-- Begin PROVIDED DATA --
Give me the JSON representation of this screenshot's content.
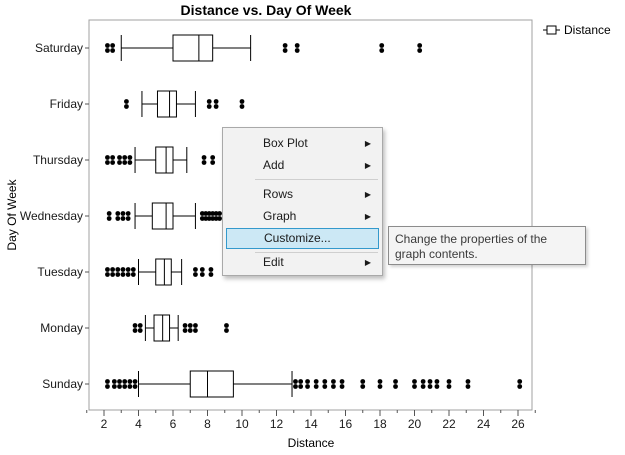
{
  "chart": {
    "title": "Distance vs. Day Of Week",
    "xlabel": "Distance",
    "ylabel": "Day Of Week",
    "legend_label": "Distance"
  },
  "chart_data": {
    "type": "boxplot",
    "title": "Distance vs. Day Of Week",
    "xlabel": "Distance",
    "ylabel": "Day Of Week",
    "xlim": [
      1,
      27
    ],
    "xticks": [
      2,
      4,
      6,
      8,
      10,
      12,
      14,
      16,
      18,
      20,
      22,
      24,
      26
    ],
    "categories": [
      "Saturday",
      "Friday",
      "Thursday",
      "Wednesday",
      "Tuesday",
      "Monday",
      "Sunday"
    ],
    "legend": {
      "entries": [
        "Distance"
      ],
      "position": "top-right"
    },
    "grid": false,
    "boxes": [
      {
        "category": "Saturday",
        "whisker_low": 3,
        "q1": 6,
        "median": 7.5,
        "q3": 8.3,
        "whisker_high": 10.5,
        "outliers": [
          2.2,
          2.5,
          12.5,
          13.2,
          18.1,
          20.3
        ]
      },
      {
        "category": "Friday",
        "whisker_low": 4.2,
        "q1": 5.1,
        "median": 5.8,
        "q3": 6.2,
        "whisker_high": 7.3,
        "outliers": [
          3.3,
          8.1,
          8.5,
          10
        ]
      },
      {
        "category": "Thursday",
        "whisker_low": 3.8,
        "q1": 5,
        "median": 5.6,
        "q3": 6,
        "whisker_high": 6.8,
        "outliers": [
          2.2,
          2.5,
          2.9,
          3.2,
          3.5,
          7.8,
          8.3
        ]
      },
      {
        "category": "Wednesday",
        "whisker_low": 3.8,
        "q1": 4.8,
        "median": 5.6,
        "q3": 6,
        "whisker_high": 7.3,
        "outliers": [
          2.3,
          2.8,
          3.1,
          3.4,
          7.7,
          7.9,
          8.1,
          8.3,
          8.5,
          8.7
        ]
      },
      {
        "category": "Tuesday",
        "whisker_low": 4,
        "q1": 5,
        "median": 5.5,
        "q3": 5.9,
        "whisker_high": 6.5,
        "outliers": [
          2.2,
          2.5,
          2.8,
          3.1,
          3.4,
          3.7,
          7.3,
          7.7,
          8.2
        ]
      },
      {
        "category": "Monday",
        "whisker_low": 4.4,
        "q1": 4.9,
        "median": 5.4,
        "q3": 5.8,
        "whisker_high": 6.3,
        "outliers": [
          3.8,
          4.1,
          6.7,
          7,
          7.3,
          9.1
        ]
      },
      {
        "category": "Sunday",
        "whisker_low": 4,
        "q1": 7,
        "median": 8,
        "q3": 9.5,
        "whisker_high": 12.9,
        "outliers": [
          2.2,
          2.6,
          2.9,
          3.2,
          3.5,
          3.8,
          13.1,
          13.4,
          13.8,
          14.3,
          14.8,
          15.3,
          15.8,
          17,
          18,
          18.9,
          20,
          20.5,
          20.9,
          21.3,
          22,
          23.1,
          26.1
        ]
      }
    ]
  },
  "context_menu": {
    "items": [
      {
        "label": "Box Plot",
        "submenu": true,
        "highlighted": false
      },
      {
        "label": "Add",
        "submenu": true,
        "highlighted": false
      },
      {
        "label": "Rows",
        "submenu": true,
        "highlighted": false
      },
      {
        "label": "Graph",
        "submenu": true,
        "highlighted": false
      },
      {
        "label": "Customize...",
        "submenu": false,
        "highlighted": true
      },
      {
        "label": "Edit",
        "submenu": true,
        "highlighted": false
      }
    ]
  },
  "tooltip": {
    "text": "Change the properties of the graph contents."
  },
  "colors": {
    "menu_highlight": "#cce8f5",
    "menu_highlight_border": "#3399cc",
    "marker": "#000000",
    "frame": "#a0a0a0"
  }
}
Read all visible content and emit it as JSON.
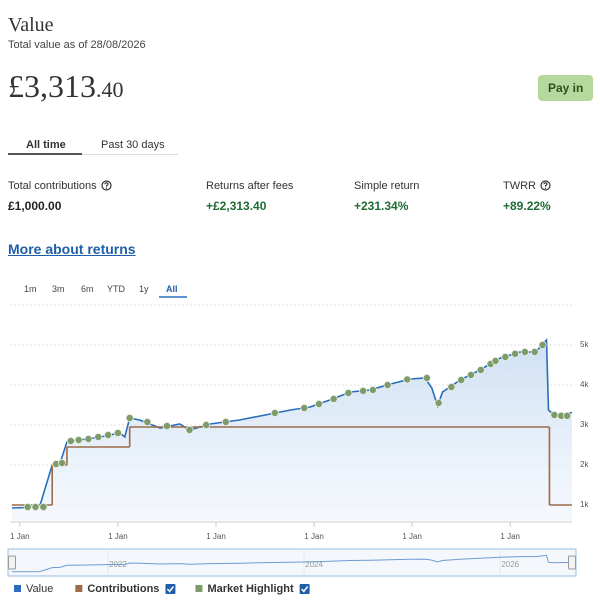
{
  "header": {
    "title": "Value",
    "subtitle": "Total value as of 28/08/2026",
    "amount_main": "£3,313",
    "amount_pence": ".40",
    "button": "Pay in"
  },
  "tabs": [
    "All time",
    "Past 30 days"
  ],
  "stats": [
    {
      "label": "Total contributions",
      "value": "£1,000.00"
    },
    {
      "label": "Returns after fees",
      "value": "+£2,313.40"
    },
    {
      "label": "Simple return",
      "value": "+231.34%"
    },
    {
      "label": "TWRR",
      "value": "+89.22%"
    }
  ],
  "link": "More about returns",
  "ranges": [
    "1m",
    "3m",
    "6m",
    "YTD",
    "1y",
    "All"
  ],
  "chart_data": {
    "type": "line",
    "xlim": [
      2020.92,
      2026.63
    ],
    "xticks": [
      {
        "value": 2021,
        "label": "1 Jan"
      },
      {
        "value": 2022,
        "label": "1 Jan"
      },
      {
        "value": 2023,
        "label": "1 Jan"
      },
      {
        "value": 2024,
        "label": "1 Jan"
      },
      {
        "value": 2025,
        "label": "1 Jan"
      },
      {
        "value": 2026,
        "label": "1 Jan"
      }
    ],
    "ylim": [
      600,
      6000
    ],
    "yticks": [
      {
        "value": 1000,
        "label": "1k"
      },
      {
        "value": 2000,
        "label": "2k"
      },
      {
        "value": 3000,
        "label": "3k"
      },
      {
        "value": 4000,
        "label": "4k"
      },
      {
        "value": 5000,
        "label": "5k"
      }
    ],
    "grid": true,
    "legend": "bottom-left",
    "navigator_xticks": [
      2022,
      2024,
      2026
    ],
    "series": [
      {
        "name": "Value",
        "type": "area",
        "color": "#2a6ebb",
        "x": [
          2020.92,
          2021.2,
          2021.33,
          2021.41,
          2021.48,
          2021.61,
          2021.82,
          2022.02,
          2022.07,
          2022.12,
          2022.22,
          2022.43,
          2022.63,
          2022.73,
          2022.94,
          2023.24,
          2023.45,
          2023.76,
          2023.96,
          2024.16,
          2024.37,
          2024.57,
          2024.78,
          2024.98,
          2025.13,
          2025.2,
          2025.26,
          2025.31,
          2025.49,
          2025.69,
          2025.9,
          2026.1,
          2026.26,
          2026.37,
          2026.39,
          2026.46,
          2026.63
        ],
        "values": [
          925,
          950,
          2000,
          2050,
          2575,
          2625,
          2700,
          2800,
          2700,
          3175,
          3125,
          2925,
          3025,
          2875,
          3025,
          3125,
          3225,
          3375,
          3450,
          3625,
          3825,
          3875,
          4025,
          4150,
          4175,
          3925,
          3475,
          3825,
          4125,
          4375,
          4675,
          4825,
          4825,
          5125,
          3375,
          3225,
          3313
        ]
      },
      {
        "name": "Contributions",
        "type": "step",
        "color": "#9c6b4a",
        "x": [
          2020.92,
          2021.33,
          2021.48,
          2022.12,
          2026.4,
          2026.63
        ],
        "values": [
          1000,
          2000,
          2450,
          2950,
          1000,
          1000
        ]
      },
      {
        "name": "Market Highlight",
        "type": "scatter",
        "color": "#7d9b6b",
        "x": [
          2021.08,
          2021.16,
          2021.24,
          2021.37,
          2021.43,
          2021.52,
          2021.6,
          2021.7,
          2021.8,
          2021.9,
          2022.0,
          2022.12,
          2022.3,
          2022.5,
          2022.73,
          2022.9,
          2023.1,
          2023.6,
          2023.9,
          2024.05,
          2024.2,
          2024.35,
          2024.5,
          2024.6,
          2024.75,
          2024.95,
          2025.15,
          2025.27,
          2025.4,
          2025.5,
          2025.6,
          2025.7,
          2025.8,
          2025.85,
          2025.95,
          2026.05,
          2026.15,
          2026.25,
          2026.33,
          2026.45,
          2026.52,
          2026.58
        ],
        "values": [
          950,
          950,
          950,
          2025,
          2050,
          2600,
          2625,
          2650,
          2700,
          2750,
          2800,
          3175,
          3075,
          2975,
          2875,
          3000,
          3075,
          3300,
          3425,
          3525,
          3650,
          3800,
          3850,
          3875,
          4000,
          4140,
          4175,
          3550,
          3950,
          4125,
          4250,
          4375,
          4525,
          4600,
          4700,
          4780,
          4825,
          4825,
          5000,
          3250,
          3230,
          3230
        ]
      }
    ]
  }
}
-- End PROVIDED DATA --
### TASK BRIEF
In the records above, find each line holding "category" and copy it.

### RESPONSE TO THE TASK
        "category": "Saturday",
        "category": "Friday",
        "category": "Thursday",
        "category": "Wednesday",
        "category": "Tuesday",
        "category": "Monday",
        "category": "Sunday",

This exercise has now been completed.